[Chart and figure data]

-- begin --

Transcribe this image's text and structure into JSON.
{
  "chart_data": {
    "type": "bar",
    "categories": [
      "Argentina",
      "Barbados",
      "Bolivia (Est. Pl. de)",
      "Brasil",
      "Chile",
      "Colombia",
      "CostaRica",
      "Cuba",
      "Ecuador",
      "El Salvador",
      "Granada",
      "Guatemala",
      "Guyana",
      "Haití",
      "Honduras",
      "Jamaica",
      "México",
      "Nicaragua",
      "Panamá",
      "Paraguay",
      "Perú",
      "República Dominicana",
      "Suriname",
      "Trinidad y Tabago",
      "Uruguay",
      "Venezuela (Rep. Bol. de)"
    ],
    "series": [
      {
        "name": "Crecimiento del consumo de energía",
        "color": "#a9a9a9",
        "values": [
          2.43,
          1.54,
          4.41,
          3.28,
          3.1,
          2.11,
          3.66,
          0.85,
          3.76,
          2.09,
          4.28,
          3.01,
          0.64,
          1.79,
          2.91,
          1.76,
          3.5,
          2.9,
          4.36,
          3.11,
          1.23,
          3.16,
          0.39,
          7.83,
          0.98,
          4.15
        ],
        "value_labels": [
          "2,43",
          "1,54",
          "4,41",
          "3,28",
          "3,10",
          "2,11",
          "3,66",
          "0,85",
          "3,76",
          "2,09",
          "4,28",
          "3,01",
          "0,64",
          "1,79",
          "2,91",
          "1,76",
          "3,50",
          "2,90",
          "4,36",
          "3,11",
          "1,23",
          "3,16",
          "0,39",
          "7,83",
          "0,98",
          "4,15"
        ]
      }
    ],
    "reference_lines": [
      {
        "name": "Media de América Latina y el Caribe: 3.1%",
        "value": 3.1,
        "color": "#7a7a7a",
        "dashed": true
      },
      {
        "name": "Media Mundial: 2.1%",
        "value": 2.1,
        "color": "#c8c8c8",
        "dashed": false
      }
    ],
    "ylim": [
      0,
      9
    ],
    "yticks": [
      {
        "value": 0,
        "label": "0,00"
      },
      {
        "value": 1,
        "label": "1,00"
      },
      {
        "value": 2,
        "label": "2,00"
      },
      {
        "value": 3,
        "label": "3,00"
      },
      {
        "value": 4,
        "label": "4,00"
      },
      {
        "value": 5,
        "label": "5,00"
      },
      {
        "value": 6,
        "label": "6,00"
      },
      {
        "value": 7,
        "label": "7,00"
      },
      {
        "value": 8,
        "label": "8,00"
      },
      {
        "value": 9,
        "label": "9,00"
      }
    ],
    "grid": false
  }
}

-- end --

▸ **Exercise description**:
Please reproduce the entire listing, exactly as shown.

▸ **In response**:
Transcribe this image's text and structure into JSON.
{
  "chart_data": {
    "type": "bar",
    "categories": [
      "Argentina",
      "Barbados",
      "Bolivia (Est. Pl. de)",
      "Brasil",
      "Chile",
      "Colombia",
      "CostaRica",
      "Cuba",
      "Ecuador",
      "El Salvador",
      "Granada",
      "Guatemala",
      "Guyana",
      "Haití",
      "Honduras",
      "Jamaica",
      "México",
      "Nicaragua",
      "Panamá",
      "Paraguay",
      "Perú",
      "República Dominicana",
      "Suriname",
      "Trinidad y Tabago",
      "Uruguay",
      "Venezuela (Rep. Bol. de)"
    ],
    "series": [
      {
        "name": "Crecimiento del consumo de energía",
        "color": "#a9a9a9",
        "values": [
          2.43,
          1.54,
          4.41,
          3.28,
          3.1,
          2.11,
          3.66,
          0.85,
          3.76,
          2.09,
          4.28,
          3.01,
          0.64,
          1.79,
          2.91,
          1.76,
          3.5,
          2.9,
          4.36,
          3.11,
          1.23,
          3.16,
          0.39,
          7.83,
          0.98,
          4.15
        ],
        "value_labels": [
          "2,43",
          "1,54",
          "4,41",
          "3,28",
          "3,10",
          "2,11",
          "3,66",
          "0,85",
          "3,76",
          "2,09",
          "4,28",
          "3,01",
          "0,64",
          "1,79",
          "2,91",
          "1,76",
          "3,50",
          "2,90",
          "4,36",
          "3,11",
          "1,23",
          "3,16",
          "0,39",
          "7,83",
          "0,98",
          "4,15"
        ]
      }
    ],
    "reference_lines": [
      {
        "name": "Media de América Latina y el Caribe: 3.1%",
        "value": 3.1,
        "color": "#7a7a7a",
        "dashed": true
      },
      {
        "name": "Media Mundial: 2.1%",
        "value": 2.1,
        "color": "#c8c8c8",
        "dashed": false
      }
    ],
    "ylim": [
      0,
      9
    ],
    "yticks": [
      {
        "value": 0,
        "label": "0,00"
      },
      {
        "value": 1,
        "label": "1,00"
      },
      {
        "value": 2,
        "label": "2,00"
      },
      {
        "value": 3,
        "label": "3,00"
      },
      {
        "value": 4,
        "label": "4,00"
      },
      {
        "value": 5,
        "label": "5,00"
      },
      {
        "value": 6,
        "label": "6,00"
      },
      {
        "value": 7,
        "label": "7,00"
      },
      {
        "value": 8,
        "label": "8,00"
      },
      {
        "value": 9,
        "label": "9,00"
      }
    ],
    "grid": false
  }
}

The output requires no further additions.